»»

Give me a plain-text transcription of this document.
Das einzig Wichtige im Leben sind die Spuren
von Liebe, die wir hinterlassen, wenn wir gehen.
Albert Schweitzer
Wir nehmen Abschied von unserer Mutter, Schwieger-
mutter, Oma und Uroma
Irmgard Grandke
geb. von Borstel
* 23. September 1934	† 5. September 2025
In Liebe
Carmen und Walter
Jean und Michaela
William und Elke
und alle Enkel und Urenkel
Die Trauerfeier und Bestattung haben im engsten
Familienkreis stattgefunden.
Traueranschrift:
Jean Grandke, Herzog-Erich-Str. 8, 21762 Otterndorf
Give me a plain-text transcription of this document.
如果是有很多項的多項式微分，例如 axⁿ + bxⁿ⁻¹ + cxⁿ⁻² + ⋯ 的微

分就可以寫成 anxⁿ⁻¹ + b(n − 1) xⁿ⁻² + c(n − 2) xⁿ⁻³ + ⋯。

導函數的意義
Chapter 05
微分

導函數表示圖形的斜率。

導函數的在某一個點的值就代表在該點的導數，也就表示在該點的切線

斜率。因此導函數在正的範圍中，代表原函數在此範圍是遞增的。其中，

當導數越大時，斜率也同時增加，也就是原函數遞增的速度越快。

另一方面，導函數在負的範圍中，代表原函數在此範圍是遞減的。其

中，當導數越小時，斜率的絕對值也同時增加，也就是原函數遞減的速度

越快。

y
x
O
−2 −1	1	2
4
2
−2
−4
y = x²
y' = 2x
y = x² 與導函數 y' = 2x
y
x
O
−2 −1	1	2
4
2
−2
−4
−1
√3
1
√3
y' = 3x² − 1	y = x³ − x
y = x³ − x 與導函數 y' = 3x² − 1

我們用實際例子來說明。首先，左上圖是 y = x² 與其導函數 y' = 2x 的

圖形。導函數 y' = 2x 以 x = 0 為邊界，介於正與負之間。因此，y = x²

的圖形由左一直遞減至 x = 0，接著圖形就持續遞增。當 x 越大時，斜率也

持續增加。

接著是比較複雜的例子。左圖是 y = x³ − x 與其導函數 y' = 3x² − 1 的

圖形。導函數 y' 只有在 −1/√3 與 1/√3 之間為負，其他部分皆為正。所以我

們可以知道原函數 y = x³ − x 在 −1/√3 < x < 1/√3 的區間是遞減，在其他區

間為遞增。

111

««

▶ _Exercise_: Take the entries above and copy them out exactly.

▶ _Finished task_:
Give me a plain-text transcription of this document.
Das einzig Wichtige im Leben sind die Spuren
von Liebe, die wir hinterlassen, wenn wir gehen.
Albert Schweitzer
Wir nehmen Abschied von unserer Mutter, Schwieger-
mutter, Oma und Uroma
Irmgard Grandke
geb. von Borstel
* 23. September 1934	† 5. September 2025
In Liebe
Carmen und Walter
Jean und Michaela
William und Elke
und alle Enkel und Urenkel
Die Trauerfeier und Bestattung haben im engsten
Familienkreis stattgefunden.
Traueranschrift:
Jean Grandke, Herzog-Erich-Str. 8, 21762 Otterndorf
Give me a plain-text transcription of this document.
如果是有很多項的多項式微分，例如 axⁿ + bxⁿ⁻¹ + cxⁿ⁻² + ⋯ 的微

分就可以寫成 anxⁿ⁻¹ + b(n − 1) xⁿ⁻² + c(n − 2) xⁿ⁻³ + ⋯。

導函數的意義
Chapter 05
微分

導函數表示圖形的斜率。

導函數的在某一個點的值就代表在該點的導數，也就表示在該點的切線

斜率。因此導函數在正的範圍中，代表原函數在此範圍是遞增的。其中，

當導數越大時，斜率也同時增加，也就是原函數遞增的速度越快。

另一方面，導函數在負的範圍中，代表原函數在此範圍是遞減的。其

中，當導數越小時，斜率的絕對值也同時增加，也就是原函數遞減的速度

越快。

y
x
O
−2 −1	1	2
4
2
−2
−4
y = x²
y' = 2x
y = x² 與導函數 y' = 2x
y
x
O
−2 −1	1	2
4
2
−2
−4
−1
√3
1
√3
y' = 3x² − 1	y = x³ − x
y = x³ − x 與導函數 y' = 3x² − 1

我們用實際例子來說明。首先，左上圖是 y = x² 與其導函數 y' = 2x 的

圖形。導函數 y' = 2x 以 x = 0 為邊界，介於正與負之間。因此，y = x²

的圖形由左一直遞減至 x = 0，接著圖形就持續遞增。當 x 越大時，斜率也

持續增加。

接著是比較複雜的例子。左圖是 y = x³ − x 與其導函數 y' = 3x² − 1 的

圖形。導函數 y' 只有在 −1/√3 與 1/√3 之間為負，其他部分皆為正。所以我

們可以知道原函數 y = x³ − x 在 −1/√3 < x < 1/√3 的區間是遞減，在其他區

間為遞增。

111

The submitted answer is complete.